----- EXTRACT -----

Re: [PATCH v4 5/5] KVM: x86: improve reexecute_instruction

All of lore.kernel.org
 help / color / mirror / Atom feed

From: Marcelo Tosatti <mtosatti@redhat.com>
To: Xiao Guangrong <xiaoguangrong@linux.vnet.ibm.com>
Cc: Gleb Natapov <gleb@redhat.com>,
	LKML <linux-kernel@vger.kernel.org>, KVM <kvm@vger.kernel.org>
Subject: Re: [PATCH v4 5/5] KVM: x86: improve reexecute_instruction
Date: Mon, 7 Jan 2013 18:46:20 -0200	[thread overview]
Message-ID: <20130107204620.GA26134@amt.cnet> (raw)
In-Reply-To: <50E7E165.6000107@linux.vnet.ibm.com>

On Sat, Jan 05, 2013 at 04:16:37PM +0800, Xiao Guangrong wrote:
> On 01/05/2013 06:44 AM, Marcelo Tosatti wrote:
> 
> >> index b0a3678..44c6992 100644
> >> --- a/arch/x86/kvm/x86.c
> >> +++ b/arch/x86/kvm/x86.c
> >> @@ -4756,15 +4756,8 @@ static int handle_emulation_failure(struct kvm_vcpu *vcpu)
> >>  static bool reexecute_instruction(struct kvm_vcpu *vcpu, unsigned long cr2)
> >>  {
> >>  	gpa_t gpa = cr2;
> >> +	gfn_t gfn;
> >>  	pfn_t pfn;
> >> -	unsigned int indirect_shadow_pages;
> >> -
> >> -	spin_lock(&vcpu->kvm->mmu_lock);
> >> -	indirect_shadow_pages = vcpu->kvm->arch.indirect_shadow_pages;
> >> -	spin_unlock(&vcpu->kvm->mmu_lock);
> >> -
> >> -	if (!indirect_shadow_pages)

-----

§ **CHALLENGE 1**: Copy the listing word for word, from its first line through the line containing "466, 31, 480]", including both of those lines.
The mailing list message above has no connection to the listing that comes next.

----- DATA ROWS -----

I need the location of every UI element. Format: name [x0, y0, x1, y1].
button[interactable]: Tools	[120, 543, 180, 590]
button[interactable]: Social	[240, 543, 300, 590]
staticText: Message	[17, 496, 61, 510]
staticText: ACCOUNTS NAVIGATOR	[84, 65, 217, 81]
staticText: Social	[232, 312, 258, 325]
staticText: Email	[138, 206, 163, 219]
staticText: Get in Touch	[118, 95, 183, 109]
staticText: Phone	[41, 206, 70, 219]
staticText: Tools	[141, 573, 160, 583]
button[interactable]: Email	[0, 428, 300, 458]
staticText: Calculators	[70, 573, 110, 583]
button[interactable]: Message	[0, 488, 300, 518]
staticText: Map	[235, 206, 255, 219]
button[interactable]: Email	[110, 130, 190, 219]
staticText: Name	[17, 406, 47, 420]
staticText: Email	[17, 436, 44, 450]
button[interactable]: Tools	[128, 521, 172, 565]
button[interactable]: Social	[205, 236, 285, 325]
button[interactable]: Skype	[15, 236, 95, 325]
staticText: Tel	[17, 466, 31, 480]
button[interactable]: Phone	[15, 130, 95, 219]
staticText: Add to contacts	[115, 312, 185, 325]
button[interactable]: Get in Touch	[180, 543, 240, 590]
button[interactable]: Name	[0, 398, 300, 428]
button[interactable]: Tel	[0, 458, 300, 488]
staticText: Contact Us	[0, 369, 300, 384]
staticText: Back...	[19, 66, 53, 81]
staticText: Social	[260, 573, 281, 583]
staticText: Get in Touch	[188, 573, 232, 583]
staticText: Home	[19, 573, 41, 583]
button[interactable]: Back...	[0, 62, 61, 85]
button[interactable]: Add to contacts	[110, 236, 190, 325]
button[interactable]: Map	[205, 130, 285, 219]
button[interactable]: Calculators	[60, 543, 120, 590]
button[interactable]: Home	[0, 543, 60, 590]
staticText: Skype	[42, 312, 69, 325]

-----

§ **CHALLENGE 2**:
Answer these questions about the mailing list message:
(a) What date and time does the message give in its Date field?
(b) Which source file does the quoted diff modify?
(c) Which variable declaration does the diff add to the reexecute_instruction function?

§ **EXERCISE OUTPUT 1**:
I need the location of every UI element. Format: name [x0, y0, x1, y1].
button[interactable]: Tools	[120, 543, 180, 590]
button[interactable]: Social	[240, 543, 300, 590]
staticText: Message	[17, 496, 61, 510]
staticText: ACCOUNTS NAVIGATOR	[84, 65, 217, 81]
staticText: Social	[232, 312, 258, 325]
staticText: Email	[138, 206, 163, 219]
staticText: Get in Touch	[118, 95, 183, 109]
staticText: Phone	[41, 206, 70, 219]
staticText: Tools	[141, 573, 160, 583]
button[interactable]: Email	[0, 428, 300, 458]
staticText: Calculators	[70, 573, 110, 583]
button[interactable]: Message	[0, 488, 300, 518]
staticText: Map	[235, 206, 255, 219]
button[interactable]: Email	[110, 130, 190, 219]
staticText: Name	[17, 406, 47, 420]
staticText: Email	[17, 436, 44, 450]
button[interactable]: Tools	[128, 521, 172, 565]
button[interactable]: Social	[205, 236, 285, 325]
button[interactable]: Skype	[15, 236, 95, 325]
staticText: Tel	[17, 466, 31, 480]

§ **EXERCISE OUTPUT 2**:
(a) Mon, 7 Jan 2013 18:46:20 -0200
(b) arch/x86/kvm/x86.c
(c) gfn_t gfn;